#### [Stated exercise]
Leave out the pictures and copy every record exactly.

#### [Material for the task]

----

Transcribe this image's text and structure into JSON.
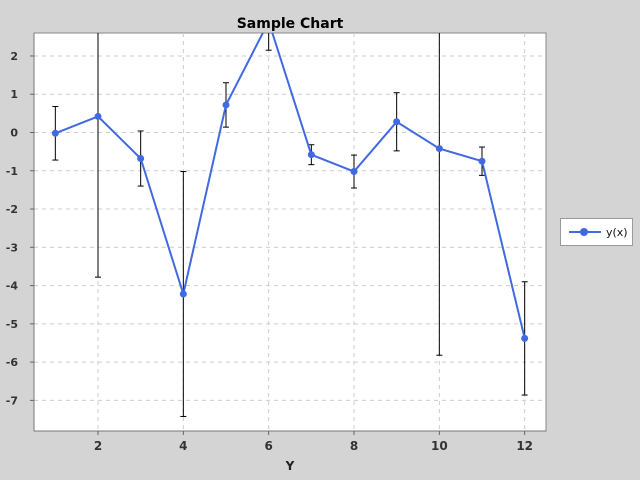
{
  "chart_data": {
    "type": "line",
    "title": "Sample Chart",
    "xlabel": "Y",
    "ylabel": "",
    "xlim": [
      0.5,
      12.5
    ],
    "ylim": [
      -7.8,
      2.6
    ],
    "xticks": [
      2,
      4,
      6,
      8,
      10,
      12
    ],
    "yticks": [
      -7,
      -6,
      -5,
      -4,
      -3,
      -2,
      -1,
      0,
      1,
      2
    ],
    "grid": true,
    "legend_position": "right",
    "series": [
      {
        "name": "y(x)",
        "color": "#4169e1",
        "x": [
          1,
          2,
          3,
          4,
          5,
          6,
          7,
          8,
          9,
          10,
          11,
          12
        ],
        "y": [
          -0.02,
          0.42,
          -0.68,
          -4.22,
          0.72,
          2.9,
          -0.58,
          -1.02,
          0.28,
          -0.42,
          -0.75,
          -5.38
        ],
        "error": [
          0.7,
          4.2,
          0.72,
          3.2,
          0.58,
          0.75,
          0.26,
          0.43,
          0.76,
          5.4,
          0.37,
          1.48
        ]
      }
    ]
  }
}
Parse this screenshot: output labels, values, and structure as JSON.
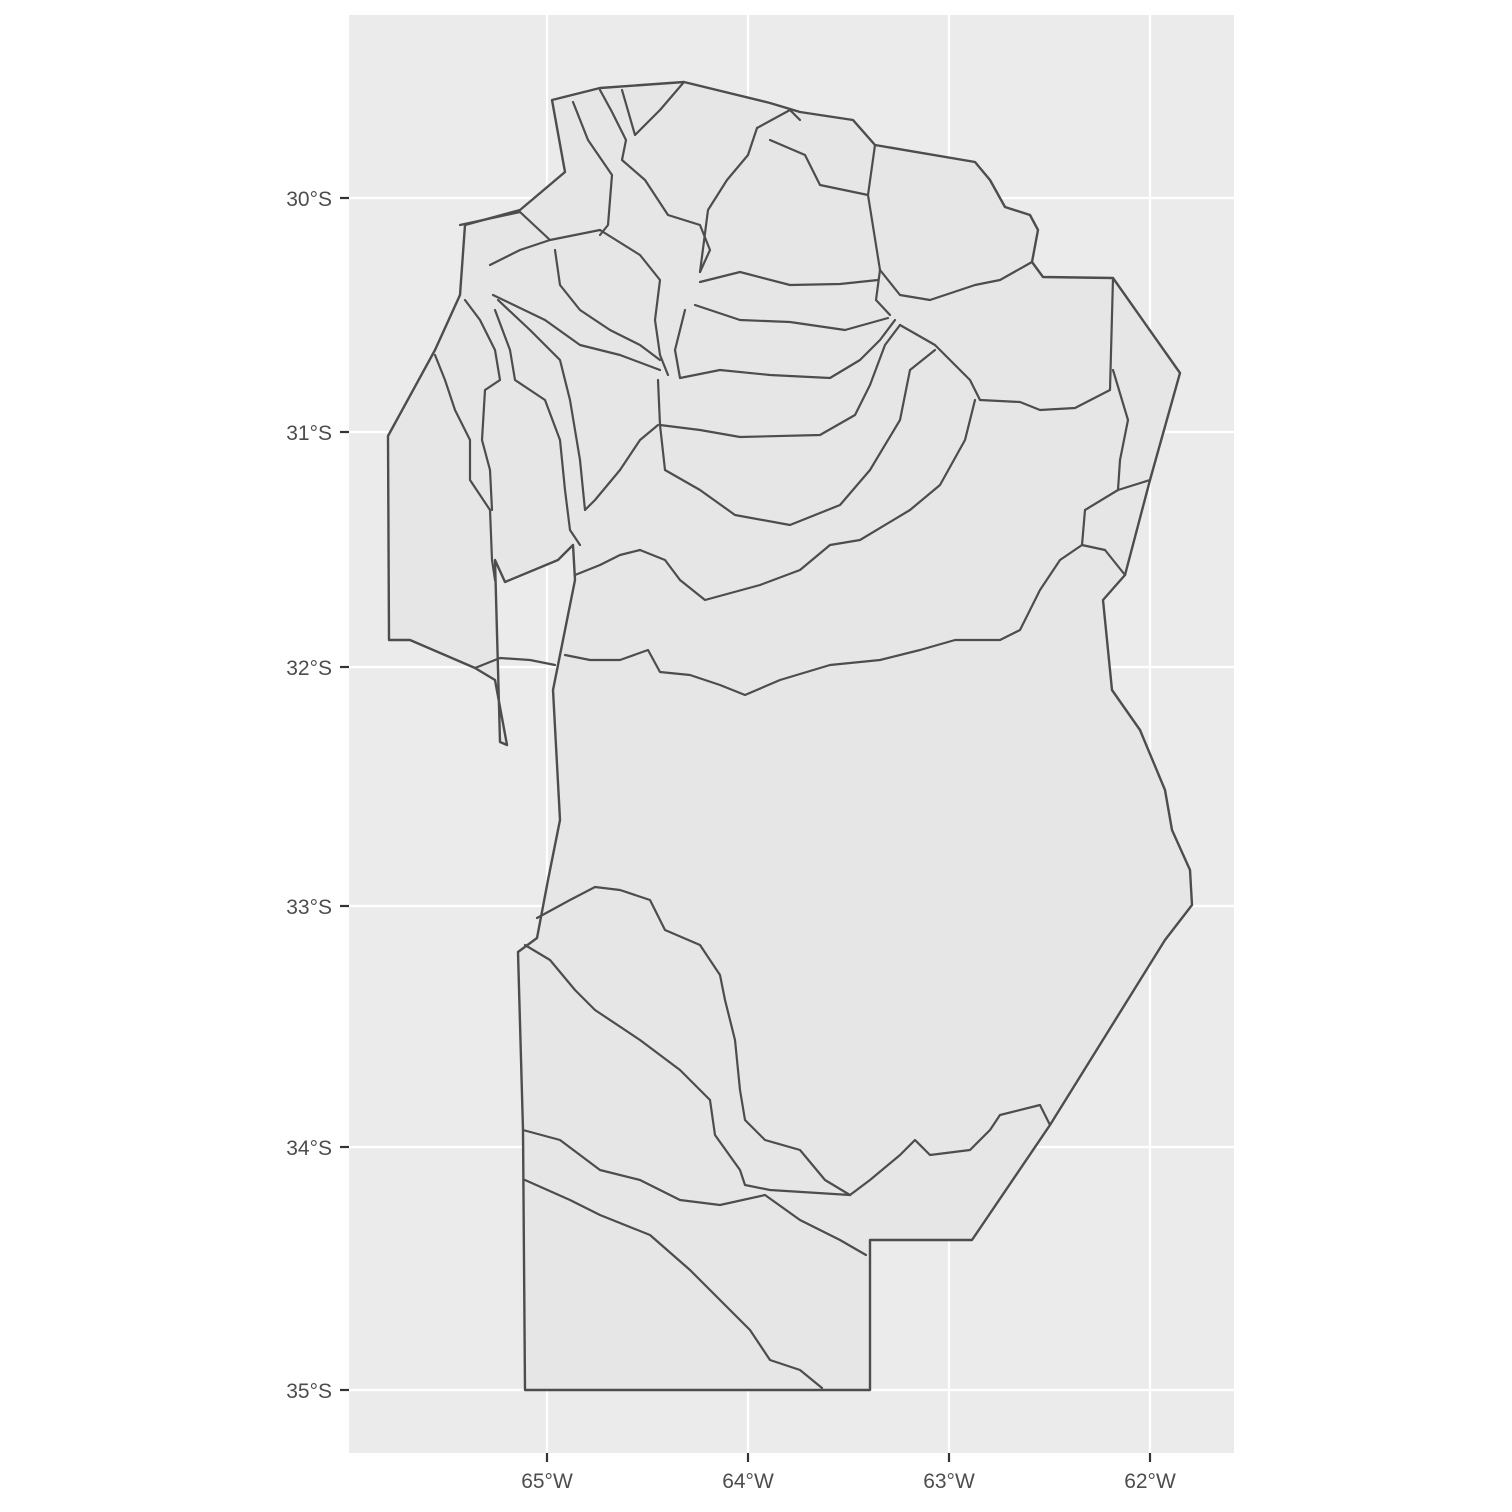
{
  "map": {
    "type": "choropleth-outline",
    "region_fill": "#e6e6e6",
    "border_color": "#4d4d4d",
    "panel_background": "#ebebeb",
    "grid": true,
    "x_ticks": [
      "65°W",
      "64°W",
      "63°W",
      "62°W"
    ],
    "y_ticks": [
      "30°S",
      "31°S",
      "32°S",
      "33°S",
      "34°S",
      "35°S"
    ]
  }
}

----

#### [Expected output]
Transcribe this image's text and structure into JSON.
{
  "chart_data": {
    "type": "line",
    "title": "Sample Chart",
    "xlabel": "Y",
    "ylabel": "",
    "xlim": [
      0.5,
      12.5
    ],
    "ylim": [
      -7.8,
      2.6
    ],
    "xticks": [
      2,
      4,
      6,
      8,
      10,
      12
    ],
    "yticks": [
      -7,
      -6,
      -5,
      -4,
      -3,
      -2,
      -1,
      0,
      1,
      2
    ],
    "grid": true,
    "legend_position": "right",
    "series": [
      {
        "name": "y(x)",
        "color": "#4169e1",
        "x": [
          1,
          2,
          3,
          4,
          5,
          6,
          7,
          8,
          9,
          10,
          11,
          12
        ],
        "y": [
          -0.02,
          0.42,
          -0.68,
          -4.22,
          0.72,
          2.9,
          -0.58,
          -1.02,
          0.28,
          -0.42,
          -0.75,
          -5.38
        ],
        "error": [
          0.7,
          4.2,
          0.72,
          3.2,
          0.58,
          0.75,
          0.26,
          0.43,
          0.76,
          5.4,
          0.37,
          1.48
        ]
      }
    ]
  }
}
Parse this screenshot: output labels, values, and structure as JSON.
{
  "map": {
    "type": "choropleth-outline",
    "region_fill": "#e6e6e6",
    "border_color": "#4d4d4d",
    "panel_background": "#ebebeb",
    "grid": true,
    "x_ticks": [
      "65°W",
      "64°W",
      "63°W",
      "62°W"
    ],
    "y_ticks": [
      "30°S",
      "31°S",
      "32°S",
      "33°S",
      "34°S",
      "35°S"
    ]
  }
}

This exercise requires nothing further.